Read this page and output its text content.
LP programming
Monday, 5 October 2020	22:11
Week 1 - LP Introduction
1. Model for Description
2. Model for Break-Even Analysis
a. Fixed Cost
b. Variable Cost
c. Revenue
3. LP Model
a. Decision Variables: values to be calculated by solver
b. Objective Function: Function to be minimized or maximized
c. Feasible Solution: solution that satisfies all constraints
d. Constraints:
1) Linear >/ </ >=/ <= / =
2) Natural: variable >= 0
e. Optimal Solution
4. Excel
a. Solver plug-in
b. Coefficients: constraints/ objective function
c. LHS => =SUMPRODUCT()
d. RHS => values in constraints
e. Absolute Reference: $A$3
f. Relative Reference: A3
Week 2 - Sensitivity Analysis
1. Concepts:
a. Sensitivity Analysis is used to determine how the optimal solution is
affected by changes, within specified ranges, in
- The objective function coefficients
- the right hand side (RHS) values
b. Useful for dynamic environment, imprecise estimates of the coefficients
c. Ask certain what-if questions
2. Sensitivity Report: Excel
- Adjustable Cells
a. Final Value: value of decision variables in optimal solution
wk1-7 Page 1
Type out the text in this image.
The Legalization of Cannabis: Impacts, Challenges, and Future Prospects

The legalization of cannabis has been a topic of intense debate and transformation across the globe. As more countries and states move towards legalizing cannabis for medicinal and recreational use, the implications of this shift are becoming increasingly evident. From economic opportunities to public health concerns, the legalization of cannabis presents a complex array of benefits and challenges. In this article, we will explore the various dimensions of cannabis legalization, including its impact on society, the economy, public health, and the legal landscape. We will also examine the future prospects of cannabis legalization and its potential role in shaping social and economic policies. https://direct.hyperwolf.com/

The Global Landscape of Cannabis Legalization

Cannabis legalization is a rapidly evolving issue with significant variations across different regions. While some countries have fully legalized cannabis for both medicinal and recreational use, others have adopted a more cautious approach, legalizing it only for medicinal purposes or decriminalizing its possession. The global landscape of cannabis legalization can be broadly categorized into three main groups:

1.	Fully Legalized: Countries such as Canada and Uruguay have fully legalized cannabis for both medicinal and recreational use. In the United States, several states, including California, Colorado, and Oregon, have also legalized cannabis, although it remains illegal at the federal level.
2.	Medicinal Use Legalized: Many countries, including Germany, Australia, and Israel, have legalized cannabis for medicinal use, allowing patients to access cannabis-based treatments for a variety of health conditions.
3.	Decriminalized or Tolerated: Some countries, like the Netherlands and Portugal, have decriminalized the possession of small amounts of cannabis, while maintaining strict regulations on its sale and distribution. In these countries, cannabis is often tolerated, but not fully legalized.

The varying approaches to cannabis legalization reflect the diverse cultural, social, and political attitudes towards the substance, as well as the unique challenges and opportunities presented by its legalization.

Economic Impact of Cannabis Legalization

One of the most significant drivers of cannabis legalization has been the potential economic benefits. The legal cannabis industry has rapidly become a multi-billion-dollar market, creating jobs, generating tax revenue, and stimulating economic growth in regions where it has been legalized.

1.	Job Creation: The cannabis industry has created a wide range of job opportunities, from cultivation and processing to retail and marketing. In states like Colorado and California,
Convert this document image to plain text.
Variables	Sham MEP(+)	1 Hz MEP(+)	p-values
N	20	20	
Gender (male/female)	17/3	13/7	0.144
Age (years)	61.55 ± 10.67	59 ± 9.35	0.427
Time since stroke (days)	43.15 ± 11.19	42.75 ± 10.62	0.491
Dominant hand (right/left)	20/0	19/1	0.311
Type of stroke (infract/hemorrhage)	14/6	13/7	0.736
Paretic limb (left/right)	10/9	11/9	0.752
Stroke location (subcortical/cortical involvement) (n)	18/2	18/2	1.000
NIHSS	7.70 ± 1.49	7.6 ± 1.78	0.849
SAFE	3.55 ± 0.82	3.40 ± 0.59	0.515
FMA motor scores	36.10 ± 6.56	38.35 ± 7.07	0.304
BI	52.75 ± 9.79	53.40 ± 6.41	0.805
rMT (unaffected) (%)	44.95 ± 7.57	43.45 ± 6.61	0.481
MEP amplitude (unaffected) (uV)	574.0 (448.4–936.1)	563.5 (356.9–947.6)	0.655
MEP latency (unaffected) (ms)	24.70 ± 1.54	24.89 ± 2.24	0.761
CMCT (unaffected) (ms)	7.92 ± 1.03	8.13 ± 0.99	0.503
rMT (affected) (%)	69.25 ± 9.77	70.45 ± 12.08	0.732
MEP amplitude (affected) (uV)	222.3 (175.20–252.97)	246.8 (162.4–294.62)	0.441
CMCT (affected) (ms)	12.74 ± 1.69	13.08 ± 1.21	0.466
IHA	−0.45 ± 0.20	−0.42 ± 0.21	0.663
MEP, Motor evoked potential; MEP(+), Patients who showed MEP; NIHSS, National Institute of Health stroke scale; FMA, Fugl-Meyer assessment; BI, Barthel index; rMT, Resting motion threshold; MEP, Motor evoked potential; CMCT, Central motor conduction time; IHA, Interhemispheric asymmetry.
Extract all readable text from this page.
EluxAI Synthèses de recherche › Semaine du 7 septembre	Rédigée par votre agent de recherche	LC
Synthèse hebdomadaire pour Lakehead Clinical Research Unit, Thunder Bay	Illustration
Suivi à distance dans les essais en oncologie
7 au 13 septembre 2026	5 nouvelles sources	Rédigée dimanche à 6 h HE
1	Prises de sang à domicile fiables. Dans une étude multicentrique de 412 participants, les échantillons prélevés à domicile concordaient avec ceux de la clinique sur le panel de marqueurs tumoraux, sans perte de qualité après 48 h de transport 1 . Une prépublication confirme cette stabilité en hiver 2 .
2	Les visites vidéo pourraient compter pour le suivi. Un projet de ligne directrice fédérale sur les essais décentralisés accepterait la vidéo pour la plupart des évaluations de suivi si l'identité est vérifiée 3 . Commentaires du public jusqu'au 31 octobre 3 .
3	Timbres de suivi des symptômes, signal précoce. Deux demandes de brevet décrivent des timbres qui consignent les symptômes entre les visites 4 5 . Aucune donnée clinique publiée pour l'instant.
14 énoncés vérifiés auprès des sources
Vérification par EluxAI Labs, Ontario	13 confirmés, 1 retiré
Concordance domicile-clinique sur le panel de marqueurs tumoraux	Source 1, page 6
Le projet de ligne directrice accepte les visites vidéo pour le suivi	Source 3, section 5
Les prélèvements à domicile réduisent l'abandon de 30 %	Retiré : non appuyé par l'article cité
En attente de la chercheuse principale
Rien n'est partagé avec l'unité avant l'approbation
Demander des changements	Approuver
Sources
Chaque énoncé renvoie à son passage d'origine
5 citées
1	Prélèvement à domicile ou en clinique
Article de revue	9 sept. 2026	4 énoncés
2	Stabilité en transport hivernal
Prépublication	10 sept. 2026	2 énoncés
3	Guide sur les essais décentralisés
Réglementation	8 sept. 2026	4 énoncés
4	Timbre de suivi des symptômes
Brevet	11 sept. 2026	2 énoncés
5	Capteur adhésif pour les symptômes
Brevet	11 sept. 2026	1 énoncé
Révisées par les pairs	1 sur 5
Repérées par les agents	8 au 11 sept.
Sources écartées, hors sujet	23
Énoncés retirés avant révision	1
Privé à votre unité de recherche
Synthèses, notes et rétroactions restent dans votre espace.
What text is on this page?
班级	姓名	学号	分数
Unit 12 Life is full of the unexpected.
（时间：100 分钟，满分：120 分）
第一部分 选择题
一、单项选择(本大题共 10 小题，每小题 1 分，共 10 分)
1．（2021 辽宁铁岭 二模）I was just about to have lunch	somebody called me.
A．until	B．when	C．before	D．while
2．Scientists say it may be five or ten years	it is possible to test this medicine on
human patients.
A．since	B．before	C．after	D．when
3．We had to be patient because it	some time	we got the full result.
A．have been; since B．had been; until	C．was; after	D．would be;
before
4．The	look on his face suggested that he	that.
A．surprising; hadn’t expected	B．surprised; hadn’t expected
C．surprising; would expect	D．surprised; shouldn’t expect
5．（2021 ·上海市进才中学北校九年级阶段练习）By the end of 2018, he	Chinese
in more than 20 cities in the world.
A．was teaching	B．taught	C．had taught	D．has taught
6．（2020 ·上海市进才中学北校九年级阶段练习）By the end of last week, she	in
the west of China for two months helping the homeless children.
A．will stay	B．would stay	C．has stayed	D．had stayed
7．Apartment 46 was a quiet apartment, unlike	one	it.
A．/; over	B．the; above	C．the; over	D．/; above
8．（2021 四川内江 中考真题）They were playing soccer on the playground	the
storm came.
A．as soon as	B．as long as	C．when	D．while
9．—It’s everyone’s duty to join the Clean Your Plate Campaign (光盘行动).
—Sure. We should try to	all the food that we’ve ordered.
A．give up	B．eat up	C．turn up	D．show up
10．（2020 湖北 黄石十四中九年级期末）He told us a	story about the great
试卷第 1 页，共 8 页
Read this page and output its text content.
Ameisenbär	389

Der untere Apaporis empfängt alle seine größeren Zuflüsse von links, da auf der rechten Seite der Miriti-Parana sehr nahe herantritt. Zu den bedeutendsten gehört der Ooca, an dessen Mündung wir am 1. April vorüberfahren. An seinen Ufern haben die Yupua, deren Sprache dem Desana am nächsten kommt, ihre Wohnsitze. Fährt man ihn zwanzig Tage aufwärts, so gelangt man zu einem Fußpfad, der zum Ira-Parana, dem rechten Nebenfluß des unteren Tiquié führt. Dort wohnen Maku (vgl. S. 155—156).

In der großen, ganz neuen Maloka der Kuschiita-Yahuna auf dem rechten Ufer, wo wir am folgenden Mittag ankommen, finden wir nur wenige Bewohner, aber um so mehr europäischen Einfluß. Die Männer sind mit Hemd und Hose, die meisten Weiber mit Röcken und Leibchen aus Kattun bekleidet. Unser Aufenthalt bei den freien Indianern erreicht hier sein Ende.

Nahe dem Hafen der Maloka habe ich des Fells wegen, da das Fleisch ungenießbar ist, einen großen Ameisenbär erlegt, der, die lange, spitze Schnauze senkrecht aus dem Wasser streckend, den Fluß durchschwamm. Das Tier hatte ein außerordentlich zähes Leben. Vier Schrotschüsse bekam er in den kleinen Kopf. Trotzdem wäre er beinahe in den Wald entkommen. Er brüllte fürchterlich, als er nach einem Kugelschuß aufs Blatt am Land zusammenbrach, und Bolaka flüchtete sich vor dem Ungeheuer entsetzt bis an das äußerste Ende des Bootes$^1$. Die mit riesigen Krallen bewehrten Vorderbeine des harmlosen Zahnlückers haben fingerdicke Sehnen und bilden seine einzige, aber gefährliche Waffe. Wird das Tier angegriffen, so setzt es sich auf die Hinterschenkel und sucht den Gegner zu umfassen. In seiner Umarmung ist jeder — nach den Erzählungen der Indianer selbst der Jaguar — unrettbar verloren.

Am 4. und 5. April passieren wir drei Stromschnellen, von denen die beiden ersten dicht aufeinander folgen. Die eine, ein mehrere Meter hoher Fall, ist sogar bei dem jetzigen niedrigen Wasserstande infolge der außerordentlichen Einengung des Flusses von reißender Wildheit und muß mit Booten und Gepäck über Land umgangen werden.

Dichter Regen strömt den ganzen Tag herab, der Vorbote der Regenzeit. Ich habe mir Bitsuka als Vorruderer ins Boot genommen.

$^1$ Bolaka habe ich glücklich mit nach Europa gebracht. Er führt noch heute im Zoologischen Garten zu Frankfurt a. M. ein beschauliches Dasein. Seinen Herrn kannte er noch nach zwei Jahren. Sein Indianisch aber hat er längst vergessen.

Your goal:
Show each line in the listing above that has "social".

Reply:
The legalization of cannabis has been a topic of intense debate and transformation across the globe. As more countries and states move towards legalizing cannabis for medicinal and recreational use, the implications of this shift are becoming increasingly evident. From economic opportunities to public health concerns, the legalization of cannabis presents a complex array of benefits and challenges. In this article, we will explore the various dimensions of cannabis legalization, including its impact on society, the economy, public health, and the legal landscape. We will also examine the future prospects of cannabis legalization and its potential role in shaping social and economic policies. https://direct.hyperwolf.com/
The varying approaches to cannabis legalization reflect the diverse cultural, social, and political attitudes towards the substance, as well as the unique challenges and opportunities presented by its legalization.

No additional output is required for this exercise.